Rows from a dataset:
— start —

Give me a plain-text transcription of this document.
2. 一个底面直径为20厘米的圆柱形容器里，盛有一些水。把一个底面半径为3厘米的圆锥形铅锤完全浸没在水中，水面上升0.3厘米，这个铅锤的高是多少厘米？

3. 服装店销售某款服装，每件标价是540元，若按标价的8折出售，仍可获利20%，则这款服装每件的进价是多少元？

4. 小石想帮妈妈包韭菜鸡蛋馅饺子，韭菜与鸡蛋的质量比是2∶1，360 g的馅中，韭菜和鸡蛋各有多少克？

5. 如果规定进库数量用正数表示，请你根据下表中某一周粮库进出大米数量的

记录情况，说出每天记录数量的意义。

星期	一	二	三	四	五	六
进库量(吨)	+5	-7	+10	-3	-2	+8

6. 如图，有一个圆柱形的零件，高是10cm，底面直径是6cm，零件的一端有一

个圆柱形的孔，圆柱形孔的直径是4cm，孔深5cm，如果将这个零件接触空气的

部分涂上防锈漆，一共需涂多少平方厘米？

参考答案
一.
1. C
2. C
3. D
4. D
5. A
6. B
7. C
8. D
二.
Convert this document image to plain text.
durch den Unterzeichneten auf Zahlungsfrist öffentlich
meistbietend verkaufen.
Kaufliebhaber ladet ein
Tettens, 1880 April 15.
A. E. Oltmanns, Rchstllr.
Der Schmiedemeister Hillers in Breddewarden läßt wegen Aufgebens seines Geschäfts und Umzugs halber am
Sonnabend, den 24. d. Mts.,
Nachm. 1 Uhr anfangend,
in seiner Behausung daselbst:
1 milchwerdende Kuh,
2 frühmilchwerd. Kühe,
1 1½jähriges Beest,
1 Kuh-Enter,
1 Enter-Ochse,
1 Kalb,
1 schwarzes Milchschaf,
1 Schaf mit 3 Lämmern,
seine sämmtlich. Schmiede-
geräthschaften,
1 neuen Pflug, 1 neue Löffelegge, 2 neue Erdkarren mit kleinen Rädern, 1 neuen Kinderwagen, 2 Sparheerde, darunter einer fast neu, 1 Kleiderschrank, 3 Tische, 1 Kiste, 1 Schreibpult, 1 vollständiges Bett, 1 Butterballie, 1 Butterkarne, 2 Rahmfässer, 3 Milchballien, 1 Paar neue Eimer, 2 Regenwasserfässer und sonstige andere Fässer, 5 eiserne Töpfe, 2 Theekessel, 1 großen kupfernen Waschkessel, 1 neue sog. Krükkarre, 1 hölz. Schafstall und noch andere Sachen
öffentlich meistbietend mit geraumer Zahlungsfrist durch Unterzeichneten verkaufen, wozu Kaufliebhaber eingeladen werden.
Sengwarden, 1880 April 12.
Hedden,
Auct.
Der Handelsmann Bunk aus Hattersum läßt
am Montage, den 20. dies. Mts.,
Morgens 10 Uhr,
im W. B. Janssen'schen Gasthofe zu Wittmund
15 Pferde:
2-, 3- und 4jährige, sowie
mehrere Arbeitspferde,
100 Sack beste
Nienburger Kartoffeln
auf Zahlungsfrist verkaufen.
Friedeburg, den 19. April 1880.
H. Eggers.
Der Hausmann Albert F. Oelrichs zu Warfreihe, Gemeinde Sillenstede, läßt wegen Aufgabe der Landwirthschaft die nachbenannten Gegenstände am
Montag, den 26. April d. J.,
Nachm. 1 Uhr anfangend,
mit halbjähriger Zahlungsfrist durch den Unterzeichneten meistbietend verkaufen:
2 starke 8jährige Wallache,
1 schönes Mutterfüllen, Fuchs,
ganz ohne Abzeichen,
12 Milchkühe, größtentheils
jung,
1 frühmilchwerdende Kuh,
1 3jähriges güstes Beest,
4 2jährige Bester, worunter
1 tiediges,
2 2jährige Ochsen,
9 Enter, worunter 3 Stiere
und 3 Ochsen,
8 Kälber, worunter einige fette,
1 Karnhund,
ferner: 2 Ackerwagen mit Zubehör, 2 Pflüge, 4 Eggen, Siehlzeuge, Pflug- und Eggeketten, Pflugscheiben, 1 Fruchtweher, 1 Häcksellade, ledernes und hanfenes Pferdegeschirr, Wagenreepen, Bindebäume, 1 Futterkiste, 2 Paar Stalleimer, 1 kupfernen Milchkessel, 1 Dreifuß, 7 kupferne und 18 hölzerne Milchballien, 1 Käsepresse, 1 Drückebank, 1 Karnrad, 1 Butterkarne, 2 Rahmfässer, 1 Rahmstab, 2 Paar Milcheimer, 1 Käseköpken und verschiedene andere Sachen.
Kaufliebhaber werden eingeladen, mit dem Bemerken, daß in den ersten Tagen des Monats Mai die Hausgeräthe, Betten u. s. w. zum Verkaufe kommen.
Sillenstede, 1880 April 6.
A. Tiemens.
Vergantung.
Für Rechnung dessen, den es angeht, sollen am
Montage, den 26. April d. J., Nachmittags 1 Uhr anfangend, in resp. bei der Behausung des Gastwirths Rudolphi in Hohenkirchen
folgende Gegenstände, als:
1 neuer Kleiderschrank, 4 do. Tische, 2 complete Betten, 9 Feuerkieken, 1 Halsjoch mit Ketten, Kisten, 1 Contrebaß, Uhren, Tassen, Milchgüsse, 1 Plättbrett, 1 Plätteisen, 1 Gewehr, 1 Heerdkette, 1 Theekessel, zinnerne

— end —

### What you have to do
Reproduce the full listing word for word.

### Result of this exercise
Give me a plain-text transcription of this document.
2. 一个底面直径为20厘米的圆柱形容器里，盛有一些水。把一个底面半径为3厘米的圆锥形铅锤完全浸没在水中，水面上升0.3厘米，这个铅锤的高是多少厘米？

3. 服装店销售某款服装，每件标价是540元，若按标价的8折出售，仍可获利20%，则这款服装每件的进价是多少元？

4. 小石想帮妈妈包韭菜鸡蛋馅饺子，韭菜与鸡蛋的质量比是2∶1，360 g的馅中，韭菜和鸡蛋各有多少克？

5. 如果规定进库数量用正数表示，请你根据下表中某一周粮库进出大米数量的

记录情况，说出每天记录数量的意义。

星期	一	二	三	四	五	六
进库量(吨)	+5	-7	+10	-3	-2	+8

6. 如图，有一个圆柱形的零件，高是10cm，底面直径是6cm，零件的一端有一

个圆柱形的孔，圆柱形孔的直径是4cm，孔深5cm，如果将这个零件接触空气的

部分涂上防锈漆，一共需涂多少平方厘米？

参考答案
一.
1. C
2. C
3. D
4. D
5. A
6. B
7. C
8. D
二.
Convert this document image to plain text.
durch den Unterzeichneten auf Zahlungsfrist öffentlich
meistbietend verkaufen.
Kaufliebhaber ladet ein
Tettens, 1880 April 15.
A. E. Oltmanns, Rchstllr.
Der Schmiedemeister Hillers in Breddewarden läßt wegen Aufgebens seines Geschäfts und Umzugs halber am
Sonnabend, den 24. d. Mts.,
Nachm. 1 Uhr anfangend,
in seiner Behausung daselbst:
1 milchwerdende Kuh,
2 frühmilchwerd. Kühe,
1 1½jähriges Beest,
1 Kuh-Enter,
1 Enter-Ochse,
1 Kalb,
1 schwarzes Milchschaf,
1 Schaf mit 3 Lämmern,
seine sämmtlich. Schmiede-
geräthschaften,
1 neuen Pflug, 1 neue Löffelegge, 2 neue Erdkarren mit kleinen Rädern, 1 neuen Kinderwagen, 2 Sparheerde, darunter einer fast neu, 1 Kleiderschrank, 3 Tische, 1 Kiste, 1 Schreibpult, 1 vollständiges Bett, 1 Butterballie, 1 Butterkarne, 2 Rahmfässer, 3 Milchballien, 1 Paar neue Eimer, 2 Regenwasserfässer und sonstige andere Fässer, 5 eiserne Töpfe, 2 Theekessel, 1 großen kupfernen Waschkessel, 1 neue sog. Krükkarre, 1 hölz. Schafstall und noch andere Sachen
öffentlich meistbietend mit geraumer Zahlungsfrist durch Unterzeichneten verkaufen, wozu Kaufliebhaber eingeladen werden.
Sengwarden, 1880 April 12.
Hedden,
Auct.
Der Handelsmann Bunk aus Hattersum läßt
am Montage, den 20. dies. Mts.,
Morgens 10 Uhr,
im W. B. Janssen'schen Gasthofe zu Wittmund
15 Pferde:
2-, 3- und 4jährige, sowie
mehrere Arbeitspferde,
100 Sack beste
Nienburger Kartoffeln
auf Zahlungsfrist verkaufen.
Friedeburg, den 19. April 1880.
H. Eggers.
Der Hausmann Albert F. Oelrichs zu Warfreihe, Gemeinde Sillenstede, läßt wegen Aufgabe der Landwirthschaft die nachbenannten Gegenstände am
Montag, den 26. April d. J.,
Nachm. 1 Uhr anfangend,
mit halbjähriger Zahlungsfrist durch den Unterzeichneten meistbietend verkaufen:
2 starke 8jährige Wallache,
1 schönes Mutterfüllen, Fuchs,
ganz ohne Abzeichen,
12 Milchkühe, größtentheils
jung,
1 frühmilchwerdende Kuh,
1 3jähriges güstes Beest,
4 2jährige Bester, worunter
1 tiediges,
2 2jährige Ochsen,
9 Enter, worunter 3 Stiere
und 3 Ochsen,
8 Kälber, worunter einige fette,
1 Karnhund,
ferner: 2 Ackerwagen mit Zubehör, 2 Pflüge, 4 Eggen, Siehlzeuge, Pflug- und Eggeketten, Pflugscheiben, 1 Fruchtweher, 1 Häcksellade, ledernes und hanfenes Pferdegeschirr, Wagenreepen, Bindebäume, 1 Futterkiste, 2 Paar Stalleimer, 1 kupfernen Milchkessel, 1 Dreifuß, 7 kupferne und 18 hölzerne Milchballien, 1 Käsepresse, 1 Drückebank, 1 Karnrad, 1 Butterkarne, 2 Rahmfässer, 1 Rahmstab, 2 Paar Milcheimer, 1 Käseköpken und verschiedene andere Sachen.
Kaufliebhaber werden eingeladen, mit dem Bemerken, daß in den ersten Tagen des Monats Mai die Hausgeräthe, Betten u. s. w. zum Verkaufe kommen.
Sillenstede, 1880 April 6.
A. Tiemens.
Vergantung.
Für Rechnung dessen, den es angeht, sollen am
Montage, den 26. April d. J., Nachmittags 1 Uhr anfangend, in resp. bei der Behausung des Gastwirths Rudolphi in Hohenkirchen
folgende Gegenstände, als:
1 neuer Kleiderschrank, 4 do. Tische, 2 complete Betten, 9 Feuerkieken, 1 Halsjoch mit Ketten, Kisten, 1 Contrebaß, Uhren, Tassen, Milchgüsse, 1 Plättbrett, 1 Plätteisen, 1 Gewehr, 1 Heerdkette, 1 Theekessel, zinnerne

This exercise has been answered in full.